* _Given problem_: Each entry below should be returned exactly as is, with the pictures removed.

* _Stored records_:
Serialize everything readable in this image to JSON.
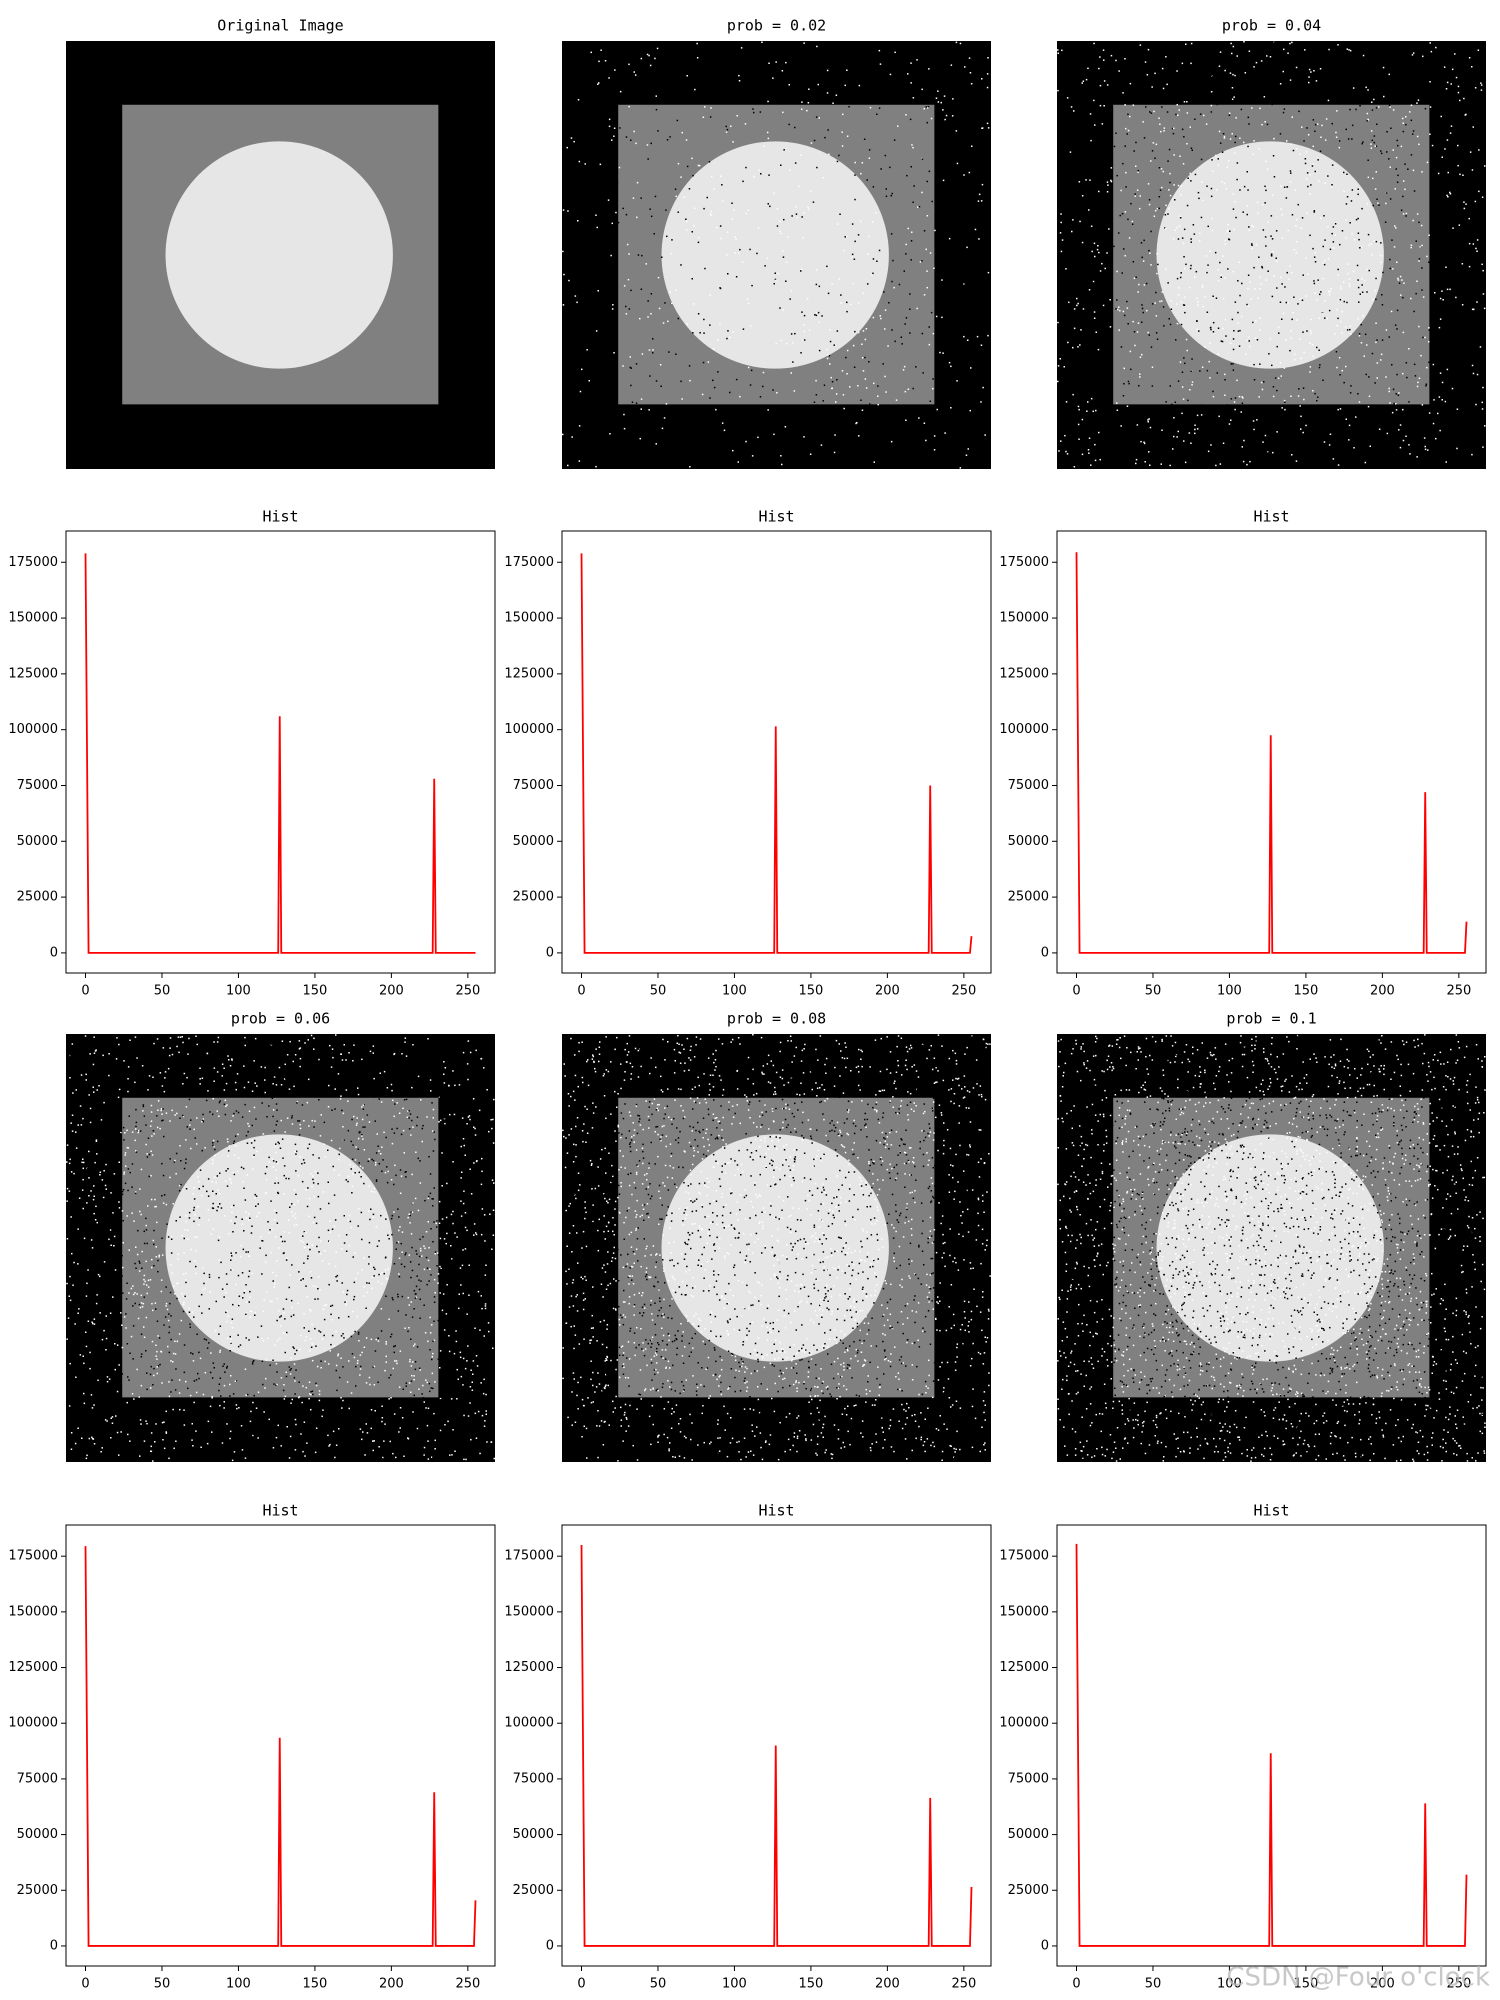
{
  "images": [
    {
      "title": "Original Image"
    },
    {
      "title": "prob = 0.02"
    },
    {
      "title": "prob = 0.04"
    },
    {
      "title": "prob = 0.06"
    },
    {
      "title": "prob = 0.08"
    },
    {
      "title": "prob = 0.1"
    }
  ],
  "chart_data": [
    {
      "type": "line",
      "title": "Hist",
      "color": "red",
      "x": [
        0,
        2,
        126,
        127,
        128,
        227,
        228,
        229,
        254,
        255
      ],
      "values": [
        179000,
        0,
        0,
        106000,
        0,
        0,
        78000,
        0,
        0,
        0
      ],
      "xlim": [
        -12.75,
        267.75
      ],
      "ylim": [
        -9000,
        189000
      ],
      "xticks": [
        0,
        50,
        100,
        150,
        200,
        250
      ],
      "yticks": [
        0,
        25000,
        50000,
        75000,
        100000,
        125000,
        150000,
        175000
      ]
    },
    {
      "type": "line",
      "title": "Hist",
      "color": "red",
      "x": [
        0,
        2,
        126,
        127,
        128,
        227,
        228,
        229,
        254,
        255
      ],
      "values": [
        179000,
        0,
        0,
        101500,
        0,
        0,
        75000,
        0,
        0,
        7500
      ],
      "xlim": [
        -12.75,
        267.75
      ],
      "ylim": [
        -9000,
        189000
      ],
      "xticks": [
        0,
        50,
        100,
        150,
        200,
        250
      ],
      "yticks": [
        0,
        25000,
        50000,
        75000,
        100000,
        125000,
        150000,
        175000
      ]
    },
    {
      "type": "line",
      "title": "Hist",
      "color": "red",
      "x": [
        0,
        2,
        126,
        127,
        128,
        227,
        228,
        229,
        254,
        255
      ],
      "values": [
        179500,
        0,
        0,
        97500,
        0,
        0,
        72000,
        0,
        0,
        14000
      ],
      "xlim": [
        -12.75,
        267.75
      ],
      "ylim": [
        -9000,
        189000
      ],
      "xticks": [
        0,
        50,
        100,
        150,
        200,
        250
      ],
      "yticks": [
        0,
        25000,
        50000,
        75000,
        100000,
        125000,
        150000,
        175000
      ]
    },
    {
      "type": "line",
      "title": "Hist",
      "color": "red",
      "x": [
        0,
        2,
        126,
        127,
        128,
        227,
        228,
        229,
        254,
        255
      ],
      "values": [
        179500,
        0,
        0,
        93500,
        0,
        0,
        69000,
        0,
        0,
        20500
      ],
      "xlim": [
        -12.75,
        267.75
      ],
      "ylim": [
        -9000,
        189000
      ],
      "xticks": [
        0,
        50,
        100,
        150,
        200,
        250
      ],
      "yticks": [
        0,
        25000,
        50000,
        75000,
        100000,
        125000,
        150000,
        175000
      ]
    },
    {
      "type": "line",
      "title": "Hist",
      "color": "red",
      "x": [
        0,
        2,
        126,
        127,
        128,
        227,
        228,
        229,
        254,
        255
      ],
      "values": [
        180000,
        0,
        0,
        90000,
        0,
        0,
        66500,
        0,
        0,
        26500
      ],
      "xlim": [
        -12.75,
        267.75
      ],
      "ylim": [
        -9000,
        189000
      ],
      "xticks": [
        0,
        50,
        100,
        150,
        200,
        250
      ],
      "yticks": [
        0,
        25000,
        50000,
        75000,
        100000,
        125000,
        150000,
        175000
      ]
    },
    {
      "type": "line",
      "title": "Hist",
      "color": "red",
      "x": [
        0,
        2,
        126,
        127,
        128,
        227,
        228,
        229,
        254,
        255
      ],
      "values": [
        180500,
        0,
        0,
        86500,
        0,
        0,
        64000,
        0,
        0,
        32000
      ],
      "xlim": [
        -12.75,
        267.75
      ],
      "ylim": [
        -9000,
        189000
      ],
      "xticks": [
        0,
        50,
        100,
        150,
        200,
        250
      ],
      "yticks": [
        0,
        25000,
        50000,
        75000,
        100000,
        125000,
        150000,
        175000
      ]
    }
  ],
  "watermark": "CSDN @Four o'clock"
}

* _Correct output_:
Serialize everything readable in this image to JSON.
{
  "images": [
    {
      "title": "Original Image"
    },
    {
      "title": "prob = 0.02"
    },
    {
      "title": "prob = 0.04"
    },
    {
      "title": "prob = 0.06"
    },
    {
      "title": "prob = 0.08"
    },
    {
      "title": "prob = 0.1"
    }
  ],
  "chart_data": [
    {
      "type": "line",
      "title": "Hist",
      "color": "red",
      "x": [
        0,
        2,
        126,
        127,
        128,
        227,
        228,
        229,
        254,
        255
      ],
      "values": [
        179000,
        0,
        0,
        106000,
        0,
        0,
        78000,
        0,
        0,
        0
      ],
      "xlim": [
        -12.75,
        267.75
      ],
      "ylim": [
        -9000,
        189000
      ],
      "xticks": [
        0,
        50,
        100,
        150,
        200,
        250
      ],
      "yticks": [
        0,
        25000,
        50000,
        75000,
        100000,
        125000,
        150000,
        175000
      ]
    },
    {
      "type": "line",
      "title": "Hist",
      "color": "red",
      "x": [
        0,
        2,
        126,
        127,
        128,
        227,
        228,
        229,
        254,
        255
      ],
      "values": [
        179000,
        0,
        0,
        101500,
        0,
        0,
        75000,
        0,
        0,
        7500
      ],
      "xlim": [
        -12.75,
        267.75
      ],
      "ylim": [
        -9000,
        189000
      ],
      "xticks": [
        0,
        50,
        100,
        150,
        200,
        250
      ],
      "yticks": [
        0,
        25000,
        50000,
        75000,
        100000,
        125000,
        150000,
        175000
      ]
    },
    {
      "type": "line",
      "title": "Hist",
      "color": "red",
      "x": [
        0,
        2,
        126,
        127,
        128,
        227,
        228,
        229,
        254,
        255
      ],
      "values": [
        179500,
        0,
        0,
        97500,
        0,
        0,
        72000,
        0,
        0,
        14000
      ],
      "xlim": [
        -12.75,
        267.75
      ],
      "ylim": [
        -9000,
        189000
      ],
      "xticks": [
        0,
        50,
        100,
        150,
        200,
        250
      ],
      "yticks": [
        0,
        25000,
        50000,
        75000,
        100000,
        125000,
        150000,
        175000
      ]
    },
    {
      "type": "line",
      "title": "Hist",
      "color": "red",
      "x": [
        0,
        2,
        126,
        127,
        128,
        227,
        228,
        229,
        254,
        255
      ],
      "values": [
        179500,
        0,
        0,
        93500,
        0,
        0,
        69000,
        0,
        0,
        20500
      ],
      "xlim": [
        -12.75,
        267.75
      ],
      "ylim": [
        -9000,
        189000
      ],
      "xticks": [
        0,
        50,
        100,
        150,
        200,
        250
      ],
      "yticks": [
        0,
        25000,
        50000,
        75000,
        100000,
        125000,
        150000,
        175000
      ]
    },
    {
      "type": "line",
      "title": "Hist",
      "color": "red",
      "x": [
        0,
        2,
        126,
        127,
        128,
        227,
        228,
        229,
        254,
        255
      ],
      "values": [
        180000,
        0,
        0,
        90000,
        0,
        0,
        66500,
        0,
        0,
        26500
      ],
      "xlim": [
        -12.75,
        267.75
      ],
      "ylim": [
        -9000,
        189000
      ],
      "xticks": [
        0,
        50,
        100,
        150,
        200,
        250
      ],
      "yticks": [
        0,
        25000,
        50000,
        75000,
        100000,
        125000,
        150000,
        175000
      ]
    },
    {
      "type": "line",
      "title": "Hist",
      "color": "red",
      "x": [
        0,
        2,
        126,
        127,
        128,
        227,
        228,
        229,
        254,
        255
      ],
      "values": [
        180500,
        0,
        0,
        86500,
        0,
        0,
        64000,
        0,
        0,
        32000
      ],
      "xlim": [
        -12.75,
        267.75
      ],
      "ylim": [
        -9000,
        189000
      ],
      "xticks": [
        0,
        50,
        100,
        150,
        200,
        250
      ],
      "yticks": [
        0,
        25000,
        50000,
        75000,
        100000,
        125000,
        150000,
        175000
      ]
    }
  ],
  "watermark": "CSDN @Four o'clock"
}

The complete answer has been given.